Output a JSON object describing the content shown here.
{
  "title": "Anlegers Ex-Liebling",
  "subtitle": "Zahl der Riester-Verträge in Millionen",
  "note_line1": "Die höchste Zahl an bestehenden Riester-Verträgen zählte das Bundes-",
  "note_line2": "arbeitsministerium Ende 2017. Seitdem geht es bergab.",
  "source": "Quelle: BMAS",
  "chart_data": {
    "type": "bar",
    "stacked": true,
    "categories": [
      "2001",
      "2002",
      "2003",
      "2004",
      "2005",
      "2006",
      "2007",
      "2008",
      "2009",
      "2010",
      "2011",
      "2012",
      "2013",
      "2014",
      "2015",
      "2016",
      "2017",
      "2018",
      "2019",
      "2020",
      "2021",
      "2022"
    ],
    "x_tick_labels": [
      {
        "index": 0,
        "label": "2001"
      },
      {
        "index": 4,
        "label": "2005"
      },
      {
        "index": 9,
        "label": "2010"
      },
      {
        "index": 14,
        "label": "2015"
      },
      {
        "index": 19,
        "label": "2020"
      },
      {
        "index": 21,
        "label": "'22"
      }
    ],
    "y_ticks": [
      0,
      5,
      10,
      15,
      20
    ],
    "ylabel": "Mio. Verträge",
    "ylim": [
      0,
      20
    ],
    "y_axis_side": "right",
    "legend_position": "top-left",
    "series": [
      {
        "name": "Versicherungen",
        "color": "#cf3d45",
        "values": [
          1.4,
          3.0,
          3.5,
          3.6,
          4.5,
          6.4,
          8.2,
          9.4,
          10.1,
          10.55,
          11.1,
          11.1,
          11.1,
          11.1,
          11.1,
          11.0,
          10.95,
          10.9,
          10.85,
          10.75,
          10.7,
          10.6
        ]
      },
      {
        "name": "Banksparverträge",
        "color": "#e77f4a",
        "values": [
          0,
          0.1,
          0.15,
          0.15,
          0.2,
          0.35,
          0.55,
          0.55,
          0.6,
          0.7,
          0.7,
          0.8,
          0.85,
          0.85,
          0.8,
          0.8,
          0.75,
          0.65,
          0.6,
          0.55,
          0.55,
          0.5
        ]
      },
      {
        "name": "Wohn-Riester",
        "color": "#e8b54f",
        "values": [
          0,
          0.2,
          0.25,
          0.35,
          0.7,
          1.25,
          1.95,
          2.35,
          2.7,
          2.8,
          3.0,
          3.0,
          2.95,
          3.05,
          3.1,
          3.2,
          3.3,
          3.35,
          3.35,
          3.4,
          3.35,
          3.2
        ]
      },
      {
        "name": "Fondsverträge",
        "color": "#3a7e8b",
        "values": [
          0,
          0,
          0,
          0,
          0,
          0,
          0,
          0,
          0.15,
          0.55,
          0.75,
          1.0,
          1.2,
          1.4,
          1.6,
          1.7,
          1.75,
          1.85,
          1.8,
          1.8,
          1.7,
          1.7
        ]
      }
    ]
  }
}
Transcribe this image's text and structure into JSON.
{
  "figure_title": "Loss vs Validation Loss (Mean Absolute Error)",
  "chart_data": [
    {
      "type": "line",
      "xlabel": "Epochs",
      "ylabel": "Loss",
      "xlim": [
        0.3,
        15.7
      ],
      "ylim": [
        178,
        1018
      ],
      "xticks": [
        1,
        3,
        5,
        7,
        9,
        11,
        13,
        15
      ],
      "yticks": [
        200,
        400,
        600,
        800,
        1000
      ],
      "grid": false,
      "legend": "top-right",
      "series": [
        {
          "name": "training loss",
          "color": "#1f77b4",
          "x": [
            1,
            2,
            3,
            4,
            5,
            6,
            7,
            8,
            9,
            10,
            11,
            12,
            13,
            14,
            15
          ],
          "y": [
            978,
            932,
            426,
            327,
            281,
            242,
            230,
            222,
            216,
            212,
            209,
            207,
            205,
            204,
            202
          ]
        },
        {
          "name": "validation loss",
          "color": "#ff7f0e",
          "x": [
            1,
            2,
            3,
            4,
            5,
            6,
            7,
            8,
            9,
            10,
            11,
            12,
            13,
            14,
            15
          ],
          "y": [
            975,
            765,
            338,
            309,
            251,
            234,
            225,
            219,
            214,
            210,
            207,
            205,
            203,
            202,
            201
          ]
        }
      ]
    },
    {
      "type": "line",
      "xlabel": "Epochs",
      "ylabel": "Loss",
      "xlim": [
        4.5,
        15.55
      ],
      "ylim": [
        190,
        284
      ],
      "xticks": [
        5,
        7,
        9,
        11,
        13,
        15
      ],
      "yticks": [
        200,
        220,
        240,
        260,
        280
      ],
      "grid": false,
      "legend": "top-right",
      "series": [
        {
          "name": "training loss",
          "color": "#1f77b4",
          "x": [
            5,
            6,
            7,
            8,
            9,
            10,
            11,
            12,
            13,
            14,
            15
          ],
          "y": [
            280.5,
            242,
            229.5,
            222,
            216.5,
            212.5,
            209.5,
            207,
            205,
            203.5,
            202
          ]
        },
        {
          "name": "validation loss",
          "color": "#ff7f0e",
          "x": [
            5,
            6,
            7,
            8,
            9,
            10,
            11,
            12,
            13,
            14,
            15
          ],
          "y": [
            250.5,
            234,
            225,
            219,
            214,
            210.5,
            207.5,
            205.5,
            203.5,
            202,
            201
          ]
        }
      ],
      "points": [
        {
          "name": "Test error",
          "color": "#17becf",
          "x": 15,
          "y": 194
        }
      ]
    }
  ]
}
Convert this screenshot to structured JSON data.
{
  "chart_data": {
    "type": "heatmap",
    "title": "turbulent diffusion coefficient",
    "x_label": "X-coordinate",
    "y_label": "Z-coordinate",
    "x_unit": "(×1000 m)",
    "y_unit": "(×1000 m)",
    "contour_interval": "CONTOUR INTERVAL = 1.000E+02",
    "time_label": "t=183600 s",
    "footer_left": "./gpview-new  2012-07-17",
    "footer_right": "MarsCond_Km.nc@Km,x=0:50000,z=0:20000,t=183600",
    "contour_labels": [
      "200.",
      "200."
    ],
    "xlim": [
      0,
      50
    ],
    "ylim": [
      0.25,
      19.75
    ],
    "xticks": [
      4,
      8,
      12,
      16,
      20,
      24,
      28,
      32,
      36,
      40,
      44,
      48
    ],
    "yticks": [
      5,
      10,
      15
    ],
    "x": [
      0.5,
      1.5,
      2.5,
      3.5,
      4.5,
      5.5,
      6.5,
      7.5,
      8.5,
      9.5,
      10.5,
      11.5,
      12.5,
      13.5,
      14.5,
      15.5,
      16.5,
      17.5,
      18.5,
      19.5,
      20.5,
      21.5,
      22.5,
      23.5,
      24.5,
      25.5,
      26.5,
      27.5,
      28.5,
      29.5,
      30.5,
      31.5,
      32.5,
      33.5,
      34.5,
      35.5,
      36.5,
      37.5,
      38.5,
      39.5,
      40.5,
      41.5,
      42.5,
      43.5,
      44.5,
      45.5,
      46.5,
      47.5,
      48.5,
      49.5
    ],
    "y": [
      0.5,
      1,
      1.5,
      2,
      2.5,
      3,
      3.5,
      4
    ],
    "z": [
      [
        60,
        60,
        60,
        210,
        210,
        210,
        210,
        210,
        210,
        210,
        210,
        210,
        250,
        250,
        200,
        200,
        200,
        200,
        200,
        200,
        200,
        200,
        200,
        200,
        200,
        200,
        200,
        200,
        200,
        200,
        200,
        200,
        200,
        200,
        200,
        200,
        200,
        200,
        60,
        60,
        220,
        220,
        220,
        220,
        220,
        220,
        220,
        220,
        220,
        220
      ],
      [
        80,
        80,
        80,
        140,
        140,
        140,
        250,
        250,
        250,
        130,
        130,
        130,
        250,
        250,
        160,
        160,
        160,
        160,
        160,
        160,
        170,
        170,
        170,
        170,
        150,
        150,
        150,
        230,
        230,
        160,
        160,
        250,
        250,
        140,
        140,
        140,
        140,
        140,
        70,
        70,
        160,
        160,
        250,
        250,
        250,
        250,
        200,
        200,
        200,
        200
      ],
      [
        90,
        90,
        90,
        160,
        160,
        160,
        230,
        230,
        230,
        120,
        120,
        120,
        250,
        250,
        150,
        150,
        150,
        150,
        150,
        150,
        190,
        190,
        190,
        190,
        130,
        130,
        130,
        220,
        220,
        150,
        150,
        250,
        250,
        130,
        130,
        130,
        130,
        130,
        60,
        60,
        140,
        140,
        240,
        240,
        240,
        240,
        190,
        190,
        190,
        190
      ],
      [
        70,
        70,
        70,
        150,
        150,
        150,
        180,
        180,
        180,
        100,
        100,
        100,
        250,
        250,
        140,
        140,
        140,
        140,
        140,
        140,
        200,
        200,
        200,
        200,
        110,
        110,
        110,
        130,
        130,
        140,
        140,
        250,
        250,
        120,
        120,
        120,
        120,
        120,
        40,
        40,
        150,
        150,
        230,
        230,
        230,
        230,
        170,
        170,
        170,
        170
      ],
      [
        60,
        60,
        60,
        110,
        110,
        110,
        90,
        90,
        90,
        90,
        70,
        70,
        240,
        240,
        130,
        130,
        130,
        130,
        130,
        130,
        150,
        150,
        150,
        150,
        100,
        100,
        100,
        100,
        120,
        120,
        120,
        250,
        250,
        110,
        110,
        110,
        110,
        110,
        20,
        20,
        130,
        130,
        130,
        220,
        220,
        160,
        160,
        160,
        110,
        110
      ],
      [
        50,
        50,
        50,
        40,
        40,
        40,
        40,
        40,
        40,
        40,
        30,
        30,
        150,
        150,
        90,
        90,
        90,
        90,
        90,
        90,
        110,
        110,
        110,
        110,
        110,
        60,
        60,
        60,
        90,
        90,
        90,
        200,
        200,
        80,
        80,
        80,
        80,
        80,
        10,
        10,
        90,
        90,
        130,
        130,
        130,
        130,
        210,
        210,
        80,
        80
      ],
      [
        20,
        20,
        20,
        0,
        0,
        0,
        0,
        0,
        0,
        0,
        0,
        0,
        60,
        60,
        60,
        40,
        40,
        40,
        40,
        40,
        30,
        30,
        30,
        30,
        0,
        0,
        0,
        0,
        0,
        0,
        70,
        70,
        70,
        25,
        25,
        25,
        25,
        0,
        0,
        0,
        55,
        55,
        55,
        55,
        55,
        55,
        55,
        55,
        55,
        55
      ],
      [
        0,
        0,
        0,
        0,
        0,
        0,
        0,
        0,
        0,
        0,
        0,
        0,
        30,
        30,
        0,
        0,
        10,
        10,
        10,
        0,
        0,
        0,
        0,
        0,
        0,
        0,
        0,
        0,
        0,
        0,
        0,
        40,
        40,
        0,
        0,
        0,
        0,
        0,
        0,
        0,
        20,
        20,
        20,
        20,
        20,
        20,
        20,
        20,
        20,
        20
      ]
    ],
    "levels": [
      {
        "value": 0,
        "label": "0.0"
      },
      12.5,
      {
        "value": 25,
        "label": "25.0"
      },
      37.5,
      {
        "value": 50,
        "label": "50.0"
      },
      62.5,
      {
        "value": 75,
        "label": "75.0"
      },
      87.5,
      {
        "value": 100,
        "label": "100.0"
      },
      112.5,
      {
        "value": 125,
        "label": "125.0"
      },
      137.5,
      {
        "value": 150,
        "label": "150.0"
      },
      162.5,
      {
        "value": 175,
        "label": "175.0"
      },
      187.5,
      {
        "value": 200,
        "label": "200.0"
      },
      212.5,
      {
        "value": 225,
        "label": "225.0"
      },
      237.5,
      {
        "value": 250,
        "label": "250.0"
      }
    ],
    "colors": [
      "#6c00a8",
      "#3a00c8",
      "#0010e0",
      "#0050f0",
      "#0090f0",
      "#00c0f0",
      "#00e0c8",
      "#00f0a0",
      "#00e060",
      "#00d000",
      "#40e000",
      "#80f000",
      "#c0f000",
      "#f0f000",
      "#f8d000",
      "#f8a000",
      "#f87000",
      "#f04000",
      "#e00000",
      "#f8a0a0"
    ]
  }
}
* * * * * * *
Short task:
Tell how many lines in the material contain the word "type". Only the number is wanted.

Result of the exercise:
4